--- BEGIN Task input ---

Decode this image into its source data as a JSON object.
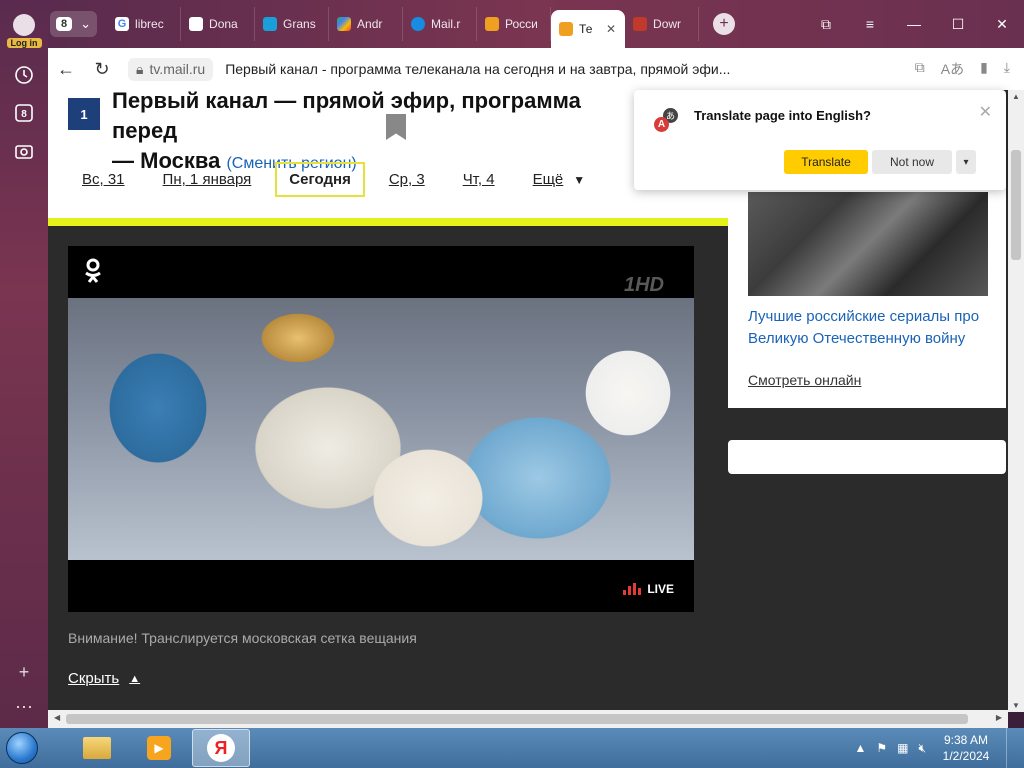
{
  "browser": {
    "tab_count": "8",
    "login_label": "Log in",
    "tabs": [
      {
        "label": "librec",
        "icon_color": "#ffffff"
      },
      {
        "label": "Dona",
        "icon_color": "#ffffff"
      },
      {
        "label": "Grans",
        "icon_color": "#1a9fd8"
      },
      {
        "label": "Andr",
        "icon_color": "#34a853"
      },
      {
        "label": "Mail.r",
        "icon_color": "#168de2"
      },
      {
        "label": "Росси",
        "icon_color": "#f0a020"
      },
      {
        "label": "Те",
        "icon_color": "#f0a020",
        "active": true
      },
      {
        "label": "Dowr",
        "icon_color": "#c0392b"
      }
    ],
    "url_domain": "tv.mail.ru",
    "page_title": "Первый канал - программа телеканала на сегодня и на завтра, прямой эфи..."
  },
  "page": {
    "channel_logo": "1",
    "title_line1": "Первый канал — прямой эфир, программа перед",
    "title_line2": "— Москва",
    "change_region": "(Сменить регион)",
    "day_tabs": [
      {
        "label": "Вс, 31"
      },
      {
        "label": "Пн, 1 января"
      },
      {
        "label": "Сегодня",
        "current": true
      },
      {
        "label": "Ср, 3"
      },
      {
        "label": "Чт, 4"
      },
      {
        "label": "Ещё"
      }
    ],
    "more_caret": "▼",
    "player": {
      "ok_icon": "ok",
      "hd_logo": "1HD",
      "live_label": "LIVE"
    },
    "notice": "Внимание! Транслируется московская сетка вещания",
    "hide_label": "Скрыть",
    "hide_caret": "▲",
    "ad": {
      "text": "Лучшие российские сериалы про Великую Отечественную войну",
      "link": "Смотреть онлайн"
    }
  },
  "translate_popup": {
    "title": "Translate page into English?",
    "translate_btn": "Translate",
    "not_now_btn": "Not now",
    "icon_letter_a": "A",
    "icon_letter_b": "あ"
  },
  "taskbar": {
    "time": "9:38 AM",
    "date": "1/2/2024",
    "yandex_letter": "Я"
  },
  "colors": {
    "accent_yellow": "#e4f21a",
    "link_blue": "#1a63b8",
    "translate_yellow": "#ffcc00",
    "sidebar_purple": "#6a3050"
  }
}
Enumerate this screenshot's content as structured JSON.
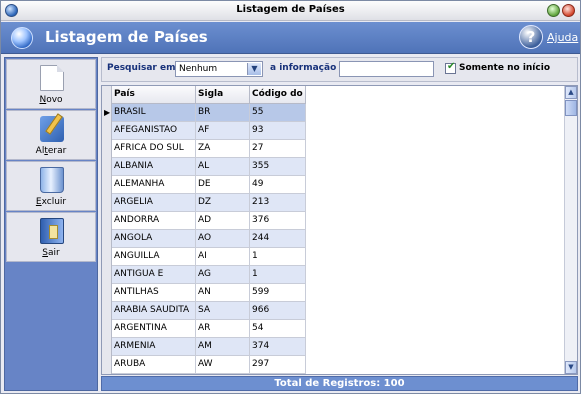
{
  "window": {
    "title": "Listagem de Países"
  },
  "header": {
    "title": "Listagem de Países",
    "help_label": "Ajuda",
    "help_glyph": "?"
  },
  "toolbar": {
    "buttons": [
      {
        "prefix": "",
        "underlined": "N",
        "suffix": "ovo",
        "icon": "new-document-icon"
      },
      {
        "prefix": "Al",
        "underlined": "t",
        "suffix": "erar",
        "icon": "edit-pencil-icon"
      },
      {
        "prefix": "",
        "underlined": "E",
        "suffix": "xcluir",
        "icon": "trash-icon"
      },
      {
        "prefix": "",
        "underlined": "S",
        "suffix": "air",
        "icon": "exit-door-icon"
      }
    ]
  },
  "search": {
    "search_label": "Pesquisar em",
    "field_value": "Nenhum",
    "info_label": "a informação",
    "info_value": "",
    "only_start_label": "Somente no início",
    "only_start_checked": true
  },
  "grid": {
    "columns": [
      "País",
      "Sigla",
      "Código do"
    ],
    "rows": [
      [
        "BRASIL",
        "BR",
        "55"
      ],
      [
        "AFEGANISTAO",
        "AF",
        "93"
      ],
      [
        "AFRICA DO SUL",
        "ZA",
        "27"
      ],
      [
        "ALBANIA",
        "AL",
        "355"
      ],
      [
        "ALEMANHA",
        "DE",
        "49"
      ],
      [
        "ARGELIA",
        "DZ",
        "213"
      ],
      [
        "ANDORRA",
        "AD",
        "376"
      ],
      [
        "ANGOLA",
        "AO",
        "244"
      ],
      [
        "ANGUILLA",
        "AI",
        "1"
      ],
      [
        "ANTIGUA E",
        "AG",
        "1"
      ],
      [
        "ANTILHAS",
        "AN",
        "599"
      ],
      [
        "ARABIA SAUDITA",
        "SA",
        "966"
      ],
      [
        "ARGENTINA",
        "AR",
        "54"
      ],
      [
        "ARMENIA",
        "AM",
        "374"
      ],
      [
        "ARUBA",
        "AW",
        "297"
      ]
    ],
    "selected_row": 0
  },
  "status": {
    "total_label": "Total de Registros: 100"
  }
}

--- END Task input ---

• Task goal: Without including any picture, repeat the data exactly.

• Correct response:
Decode this image into its source data as a JSON object.
{
  "browser": {
    "tab_count": "8",
    "login_label": "Log in",
    "tabs": [
      {
        "label": "librec",
        "icon_color": "#ffffff"
      },
      {
        "label": "Dona",
        "icon_color": "#ffffff"
      },
      {
        "label": "Grans",
        "icon_color": "#1a9fd8"
      },
      {
        "label": "Andr",
        "icon_color": "#34a853"
      },
      {
        "label": "Mail.r",
        "icon_color": "#168de2"
      },
      {
        "label": "Росси",
        "icon_color": "#f0a020"
      },
      {
        "label": "Те",
        "icon_color": "#f0a020",
        "active": true
      },
      {
        "label": "Dowr",
        "icon_color": "#c0392b"
      }
    ],
    "url_domain": "tv.mail.ru",
    "page_title": "Первый канал - программа телеканала на сегодня и на завтра, прямой эфи..."
  },
  "page": {
    "channel_logo": "1",
    "title_line1": "Первый канал — прямой эфир, программа перед",
    "title_line2": "— Москва",
    "change_region": "(Сменить регион)",
    "day_tabs": [
      {
        "label": "Вс, 31"
      },
      {
        "label": "Пн, 1 января"
      },
      {
        "label": "Сегодня",
        "current": true
      },
      {
        "label": "Ср, 3"
      },
      {
        "label": "Чт, 4"
      },
      {
        "label": "Ещё"
      }
    ],
    "more_caret": "▼",
    "player": {
      "ok_icon": "ok",
      "hd_logo": "1HD",
      "live_label": "LIVE"
    },
    "notice": "Внимание! Транслируется московская сетка вещания",
    "hide_label": "Скрыть",
    "hide_caret": "▲",
    "ad": {
      "text": "Лучшие российские сериалы про Великую Отечественную войну",
      "link": "Смотреть онлайн"
    }
  },
  "translate_popup": {
    "title": "Translate page into English?",
    "translate_btn": "Translate",
    "not_now_btn": "Not now",
    "icon_letter_a": "A",
    "icon_letter_b": "あ"
  },
  "taskbar": {
    "time": "9:38 AM",
    "date": "1/2/2024",
    "yandex_letter": "Я"
  },
  "colors": {
    "accent_yellow": "#e4f21a",
    "link_blue": "#1a63b8",
    "translate_yellow": "#ffcc00",
    "sidebar_purple": "#6a3050"
  }
}
Enumerate this screenshot's content as structured JSON.
{
  "window": {
    "title": "Listagem de Países"
  },
  "header": {
    "title": "Listagem de Países",
    "help_label": "Ajuda",
    "help_glyph": "?"
  },
  "toolbar": {
    "buttons": [
      {
        "prefix": "",
        "underlined": "N",
        "suffix": "ovo",
        "icon": "new-document-icon"
      },
      {
        "prefix": "Al",
        "underlined": "t",
        "suffix": "erar",
        "icon": "edit-pencil-icon"
      },
      {
        "prefix": "",
        "underlined": "E",
        "suffix": "xcluir",
        "icon": "trash-icon"
      },
      {
        "prefix": "",
        "underlined": "S",
        "suffix": "air",
        "icon": "exit-door-icon"
      }
    ]
  },
  "search": {
    "search_label": "Pesquisar em",
    "field_value": "Nenhum",
    "info_label": "a informação",
    "info_value": "",
    "only_start_label": "Somente no início",
    "only_start_checked": true
  },
  "grid": {
    "columns": [
      "País",
      "Sigla",
      "Código do"
    ],
    "rows": [
      [
        "BRASIL",
        "BR",
        "55"
      ],
      [
        "AFEGANISTAO",
        "AF",
        "93"
      ],
      [
        "AFRICA DO SUL",
        "ZA",
        "27"
      ],
      [
        "ALBANIA",
        "AL",
        "355"
      ],
      [
        "ALEMANHA",
        "DE",
        "49"
      ],
      [
        "ARGELIA",
        "DZ",
        "213"
      ],
      [
        "ANDORRA",
        "AD",
        "376"
      ],
      [
        "ANGOLA",
        "AO",
        "244"
      ],
      [
        "ANGUILLA",
        "AI",
        "1"
      ],
      [
        "ANTIGUA E",
        "AG",
        "1"
      ],
      [
        "ANTILHAS",
        "AN",
        "599"
      ],
      [
        "ARABIA SAUDITA",
        "SA",
        "966"
      ],
      [
        "ARGENTINA",
        "AR",
        "54"
      ],
      [
        "ARMENIA",
        "AM",
        "374"
      ],
      [
        "ARUBA",
        "AW",
        "297"
      ]
    ],
    "selected_row": 0
  },
  "status": {
    "total_label": "Total de Registros: 100"
  }
}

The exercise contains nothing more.